#### Information supplied
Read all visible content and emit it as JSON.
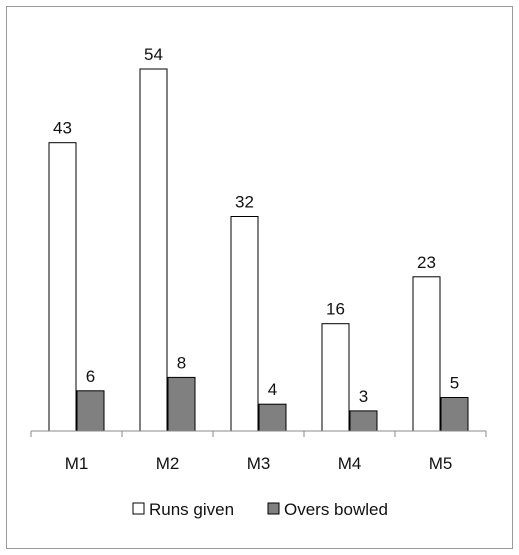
{
  "chart_data": {
    "type": "bar",
    "categories": [
      "M1",
      "M2",
      "M3",
      "M4",
      "M5"
    ],
    "series": [
      {
        "name": "Runs given",
        "values": [
          43,
          54,
          32,
          16,
          23
        ],
        "color": "#ffffff",
        "stroke": "#000000"
      },
      {
        "name": "Overs bowled",
        "values": [
          6,
          8,
          4,
          3,
          5
        ],
        "color": "#808080",
        "stroke": "#000000"
      }
    ],
    "title": "",
    "xlabel": "",
    "ylabel": "",
    "ylim": [
      0,
      54
    ],
    "grid": false,
    "legend": "bottom",
    "data_labels": true
  }
}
########
What the task requires:
Leave the pictures out, and print every line of the listing exactly as written.

Answer to the exercise:
Read all visible content and emit it as JSON.
{
  "chart_data": {
    "type": "bar",
    "categories": [
      "M1",
      "M2",
      "M3",
      "M4",
      "M5"
    ],
    "series": [
      {
        "name": "Runs given",
        "values": [
          43,
          54,
          32,
          16,
          23
        ],
        "color": "#ffffff",
        "stroke": "#000000"
      },
      {
        "name": "Overs bowled",
        "values": [
          6,
          8,
          4,
          3,
          5
        ],
        "color": "#808080",
        "stroke": "#000000"
      }
    ],
    "title": "",
    "xlabel": "",
    "ylabel": "",
    "ylim": [
      0,
      54
    ],
    "grid": false,
    "legend": "bottom",
    "data_labels": true
  }
}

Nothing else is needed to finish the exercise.